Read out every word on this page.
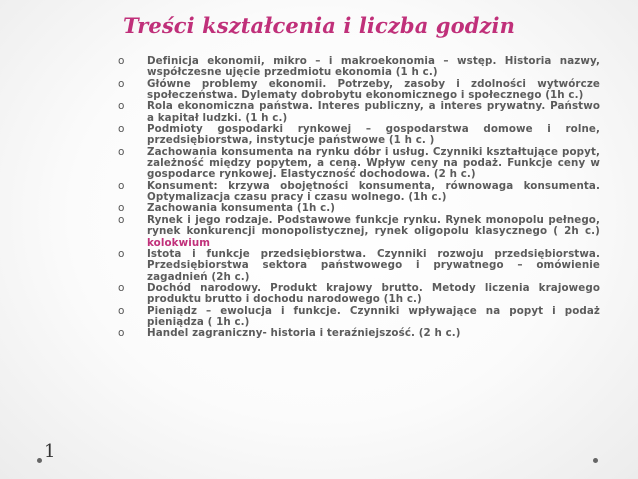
Treści kształcenia i liczba godzin
o Definicja ekonomii, mikro – i makroekonomia – wstęp. Historia nazwy, współczesne ujęcie przedmiotu ekonomia (1 h c.)
o Główne problemy ekonomii. Potrzeby, zasoby i zdolności wytwórcze społeczeństwa. Dylematy dobrobytu ekonomicznego i społecznego (1h c.)
o Rola ekonomiczna państwa. Interes publiczny, a interes prywatny. Państwo a kapitał ludzki. (1 h c.)
o Podmioty gospodarki rynkowej – gospodarstwa domowe i rolne, przedsiębiorstwa, instytucje państwowe (1 h c. )
o Zachowania konsumenta na rynku dóbr i usług. Czynniki kształtujące popyt, zależność między popytem, a ceną. Wpływ ceny na podaż. Funkcje ceny w gospodarce rynkowej. Elastyczność dochodowa. (2 h c.)
o Konsument: krzywa obojętności konsumenta, równowaga konsumenta. Optymalizacja czasu pracy i czasu wolnego. (1h c.)
o Zachowania konsumenta (1h c.)
o Rynek i jego rodzaje. Podstawowe funkcje rynku. Rynek monopolu pełnego, rynek konkurencji monopolistycznej, rynek oligopolu klasycznego ( 2h c.) kolokwium
o Istota i funkcje przedsiębiorstwa. Czynniki rozwoju przedsiębiorstwa. Przedsiębiorstwa sektora państwowego i prywatnego – omówienie zagadnień (2h c.)
o Dochód narodowy. Produkt krajowy brutto. Metody liczenia krajowego produktu brutto i dochodu narodowego (1h c.)
o Pieniądz – ewolucja i funkcje. Czynniki wpływające na popyt i podaż pieniądza ( 1h c.)
o Handel zagraniczny- historia i teraźniejszość. (2 h c.)
1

BRIEF - Copy out the data above exactly, except the pictures.

SOLUTION TO THIS TASK -
Read out every word on this page.
Treści kształcenia i liczba godzin
o Definicja ekonomii, mikro – i makroekonomia – wstęp. Historia nazwy, współczesne ujęcie przedmiotu ekonomia (1 h c.)
o Główne problemy ekonomii. Potrzeby, zasoby i zdolności wytwórcze społeczeństwa. Dylematy dobrobytu ekonomicznego i społecznego (1h c.)
o Rola ekonomiczna państwa. Interes publiczny, a interes prywatny. Państwo a kapitał ludzki. (1 h c.)
o Podmioty gospodarki rynkowej – gospodarstwa domowe i rolne, przedsiębiorstwa, instytucje państwowe (1 h c. )
o Zachowania konsumenta na rynku dóbr i usług. Czynniki kształtujące popyt, zależność między popytem, a ceną. Wpływ ceny na podaż. Funkcje ceny w gospodarce rynkowej. Elastyczność dochodowa. (2 h c.)
o Konsument: krzywa obojętności konsumenta, równowaga konsumenta. Optymalizacja czasu pracy i czasu wolnego. (1h c.)
o Zachowania konsumenta (1h c.)
o Rynek i jego rodzaje. Podstawowe funkcje rynku. Rynek monopolu pełnego, rynek konkurencji monopolistycznej, rynek oligopolu klasycznego ( 2h c.) kolokwium
o Istota i funkcje przedsiębiorstwa. Czynniki rozwoju przedsiębiorstwa. Przedsiębiorstwa sektora państwowego i prywatnego – omówienie zagadnień (2h c.)
o Dochód narodowy. Produkt krajowy brutto. Metody liczenia krajowego produktu brutto i dochodu narodowego (1h c.)
o Pieniądz – ewolucja i funkcje. Czynniki wpływające na popyt i podaż pieniądza ( 1h c.)
o Handel zagraniczny- historia i teraźniejszość. (2 h c.)
1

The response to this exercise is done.